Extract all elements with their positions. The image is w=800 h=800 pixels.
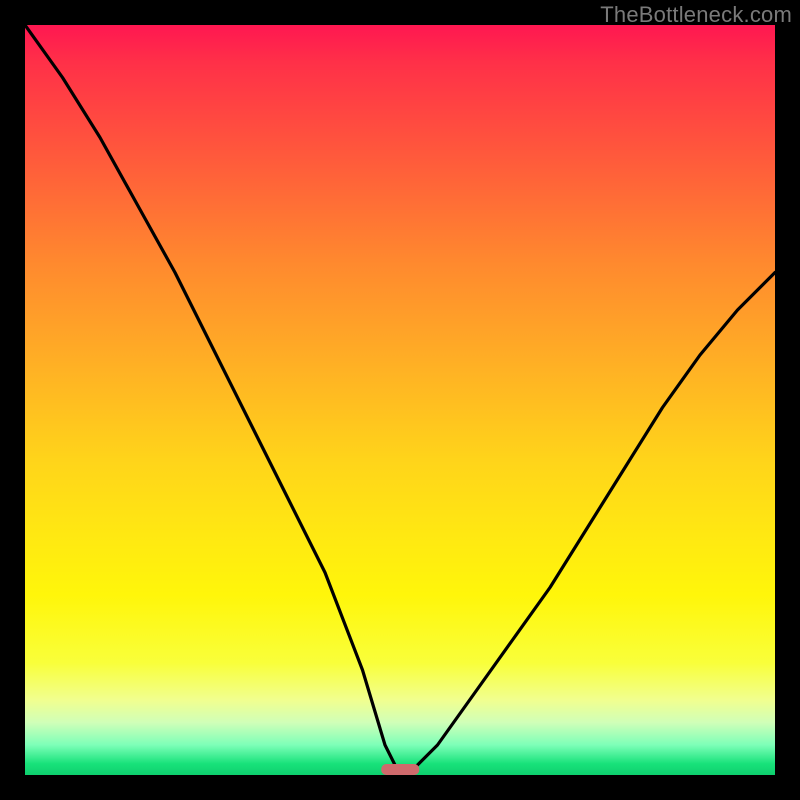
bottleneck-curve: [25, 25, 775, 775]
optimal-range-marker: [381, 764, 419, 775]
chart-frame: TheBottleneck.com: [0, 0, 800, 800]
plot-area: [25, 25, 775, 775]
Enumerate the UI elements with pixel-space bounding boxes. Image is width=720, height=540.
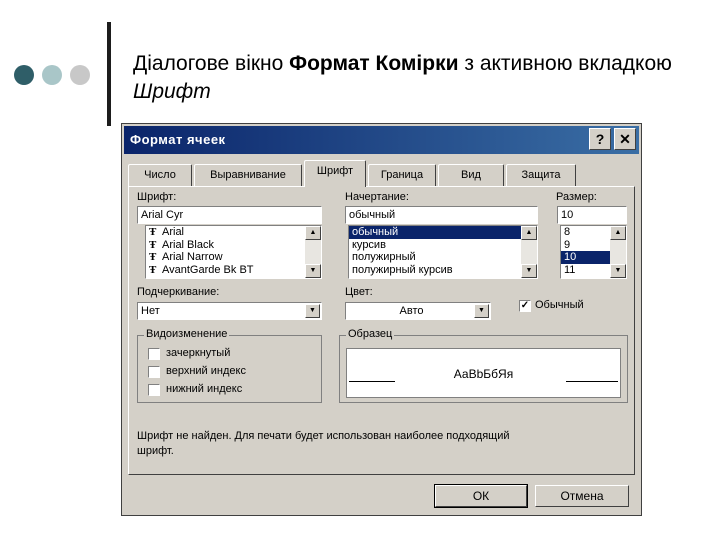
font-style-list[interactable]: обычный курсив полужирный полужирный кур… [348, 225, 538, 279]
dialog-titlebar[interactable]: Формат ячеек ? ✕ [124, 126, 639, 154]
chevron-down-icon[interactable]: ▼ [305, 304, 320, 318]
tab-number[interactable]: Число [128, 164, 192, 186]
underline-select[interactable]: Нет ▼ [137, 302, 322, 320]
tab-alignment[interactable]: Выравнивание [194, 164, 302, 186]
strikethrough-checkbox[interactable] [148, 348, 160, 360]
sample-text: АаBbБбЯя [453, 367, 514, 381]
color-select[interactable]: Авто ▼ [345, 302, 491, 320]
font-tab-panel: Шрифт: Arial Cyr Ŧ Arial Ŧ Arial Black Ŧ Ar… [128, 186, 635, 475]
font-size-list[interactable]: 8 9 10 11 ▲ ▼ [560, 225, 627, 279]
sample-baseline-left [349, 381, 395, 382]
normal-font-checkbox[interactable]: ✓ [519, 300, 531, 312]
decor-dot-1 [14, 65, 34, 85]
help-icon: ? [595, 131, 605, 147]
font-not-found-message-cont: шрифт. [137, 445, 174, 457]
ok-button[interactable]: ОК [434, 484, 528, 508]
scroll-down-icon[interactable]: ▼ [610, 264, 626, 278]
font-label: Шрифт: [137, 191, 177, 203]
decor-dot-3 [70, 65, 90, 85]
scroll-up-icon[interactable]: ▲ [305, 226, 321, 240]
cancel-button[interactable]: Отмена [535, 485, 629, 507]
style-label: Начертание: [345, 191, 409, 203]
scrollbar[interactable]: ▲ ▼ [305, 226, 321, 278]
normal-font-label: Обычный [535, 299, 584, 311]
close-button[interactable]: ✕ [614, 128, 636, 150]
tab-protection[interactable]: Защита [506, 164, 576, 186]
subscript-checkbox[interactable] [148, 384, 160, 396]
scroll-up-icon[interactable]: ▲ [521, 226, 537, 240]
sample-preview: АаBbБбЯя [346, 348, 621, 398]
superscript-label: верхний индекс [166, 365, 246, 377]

Given request — Gather every line from the rows above that contains the string "list".

Result for this task —
font-style-list[interactable]: обычный курсив полужирный полужирный кур… [348, 225, 538, 279]
font-size-list[interactable]: 8 9 10 11 ▲ ▼ [560, 225, 627, 279]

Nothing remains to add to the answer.